**Given task**
Write out all the entries word for word and omit any pictures.

■ ■ ■

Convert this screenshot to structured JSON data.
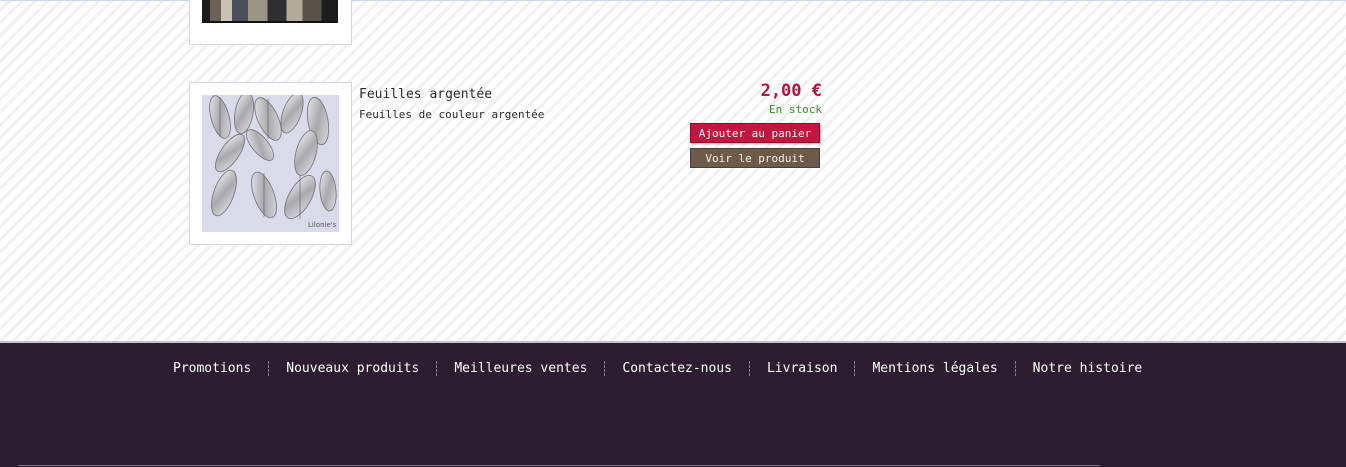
{
  "products": [
    {
      "name": "Feuilles argentée",
      "description": "Feuilles de couleur argentée",
      "price": "2,00 €",
      "stock": "En stock",
      "add_to_cart_label": "Ajouter au panier",
      "view_label": "Voir le produit",
      "image_watermark": "Lilonie's"
    }
  ],
  "footer": {
    "links": [
      "Promotions",
      "Nouveaux produits",
      "Meilleures ventes",
      "Contactez-nous",
      "Livraison",
      "Mentions légales",
      "Notre histoire"
    ]
  },
  "colors": {
    "price": "#b5123e",
    "stock": "#3a8a2a",
    "cart_button": "#c0163f",
    "view_button": "#6e5a48",
    "footer_bg": "#2c1e30"
  }
}
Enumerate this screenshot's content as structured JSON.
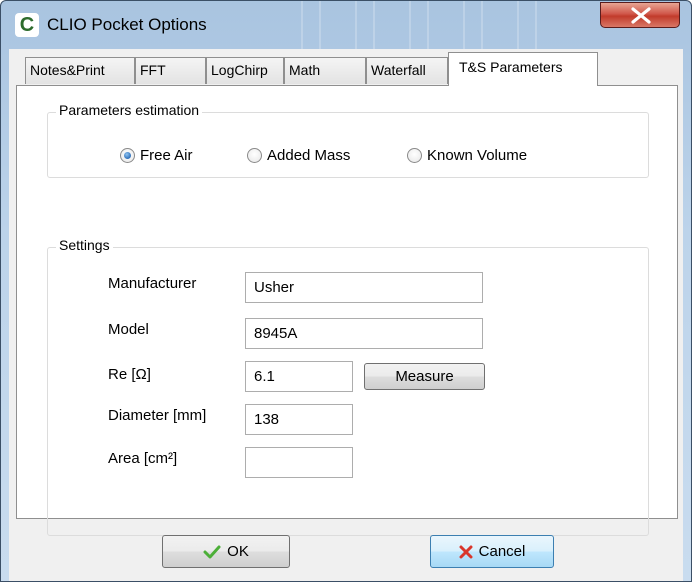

■ ■ ■

**Reply**
Convert this screenshot to structured JSON data.
{
  "products": [
    {
      "name": "Feuilles argentée",
      "description": "Feuilles de couleur argentée",
      "price": "2,00 €",
      "stock": "En stock",
      "add_to_cart_label": "Ajouter au panier",
      "view_label": "Voir le produit",
      "image_watermark": "Lilonie's"
    }
  ],
  "footer": {
    "links": [
      "Promotions",
      "Nouveaux produits",
      "Meilleures ventes",
      "Contactez-nous",
      "Livraison",
      "Mentions légales",
      "Notre histoire"
    ]
  },
  "colors": {
    "price": "#b5123e",
    "stock": "#3a8a2a",
    "cart_button": "#c0163f",
    "view_button": "#6e5a48",
    "footer_bg": "#2c1e30"
  }
}
Enumerate this screenshot's content as structured JSON.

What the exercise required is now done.